--- EXTRACTED INFORMATION Enclosed Below ---
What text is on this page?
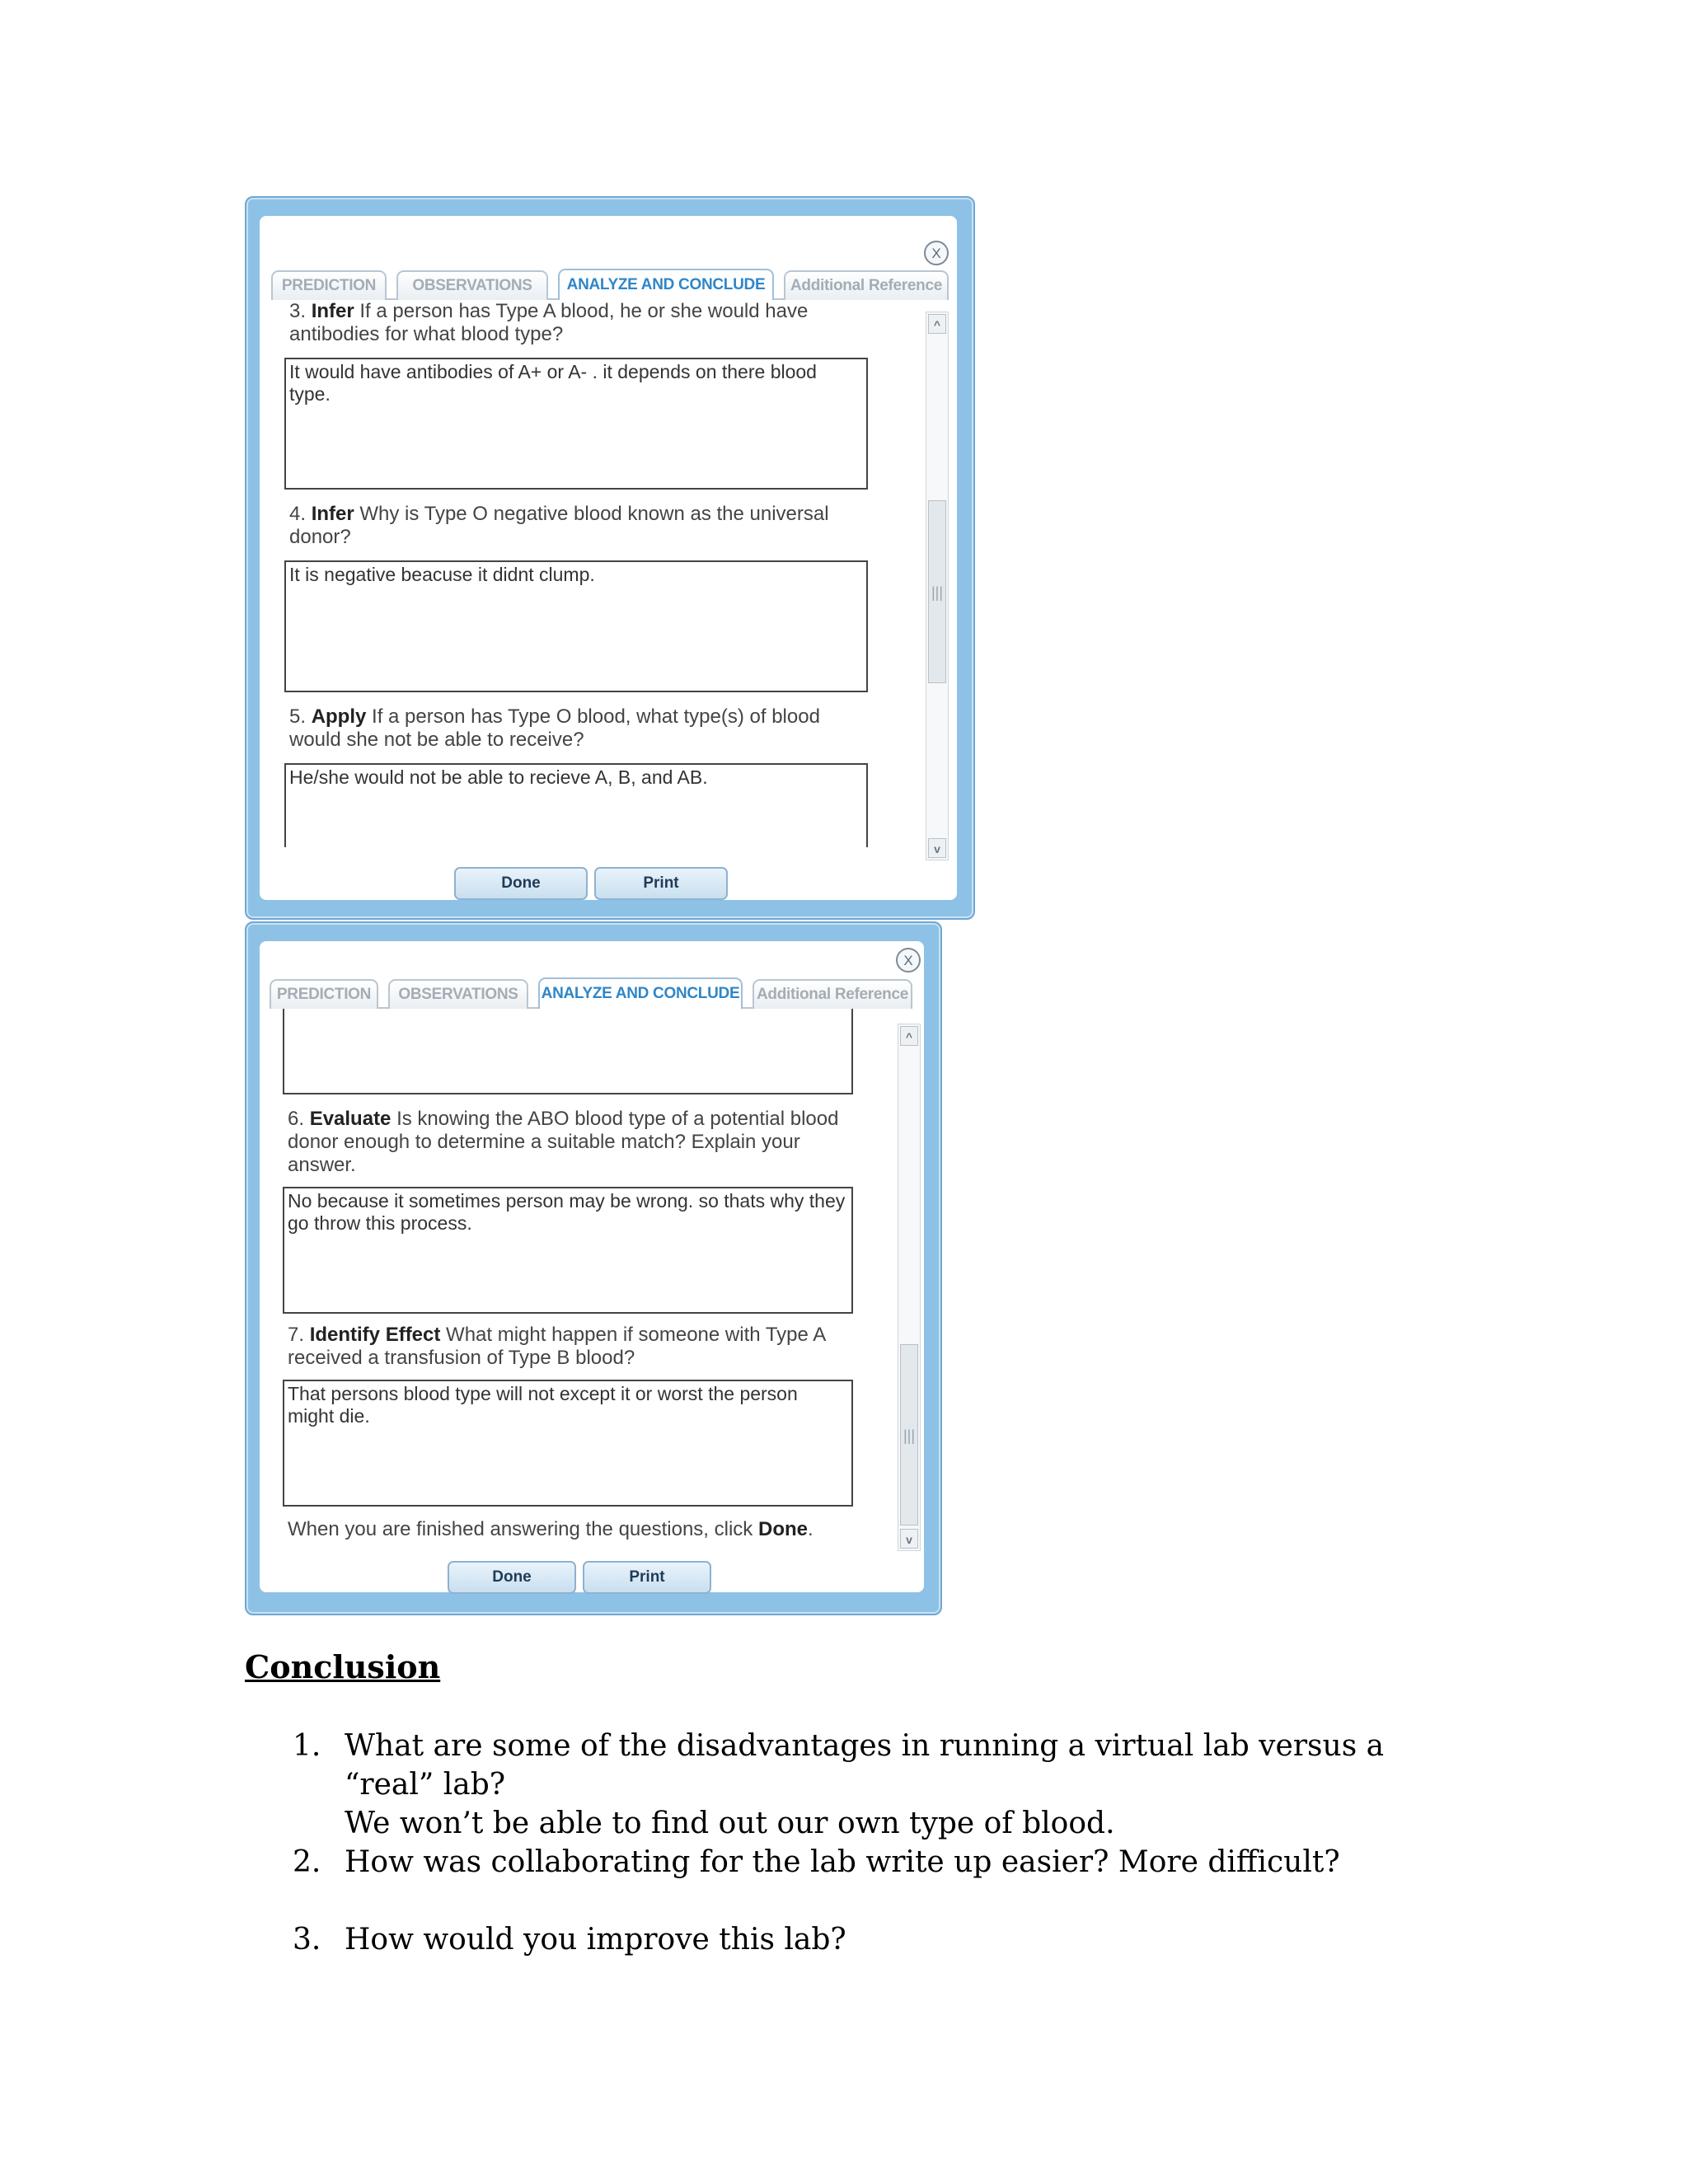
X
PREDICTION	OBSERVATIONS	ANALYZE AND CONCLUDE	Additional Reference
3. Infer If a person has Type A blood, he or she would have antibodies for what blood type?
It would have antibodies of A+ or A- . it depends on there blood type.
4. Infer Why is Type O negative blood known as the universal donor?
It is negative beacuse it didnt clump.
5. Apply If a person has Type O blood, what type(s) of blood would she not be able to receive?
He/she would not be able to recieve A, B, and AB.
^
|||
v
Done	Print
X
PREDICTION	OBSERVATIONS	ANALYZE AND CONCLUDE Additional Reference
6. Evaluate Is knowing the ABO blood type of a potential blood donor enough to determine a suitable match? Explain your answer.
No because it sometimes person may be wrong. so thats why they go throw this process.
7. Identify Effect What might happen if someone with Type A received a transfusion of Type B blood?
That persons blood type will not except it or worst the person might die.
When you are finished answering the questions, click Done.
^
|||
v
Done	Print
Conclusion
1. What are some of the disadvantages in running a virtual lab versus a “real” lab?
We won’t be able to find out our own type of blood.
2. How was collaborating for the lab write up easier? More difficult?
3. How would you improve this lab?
--- End of Enclosed EXTRACTED INFORMATION ---
Write the number of lines in the data above that contain "Reference", adding no other words.

2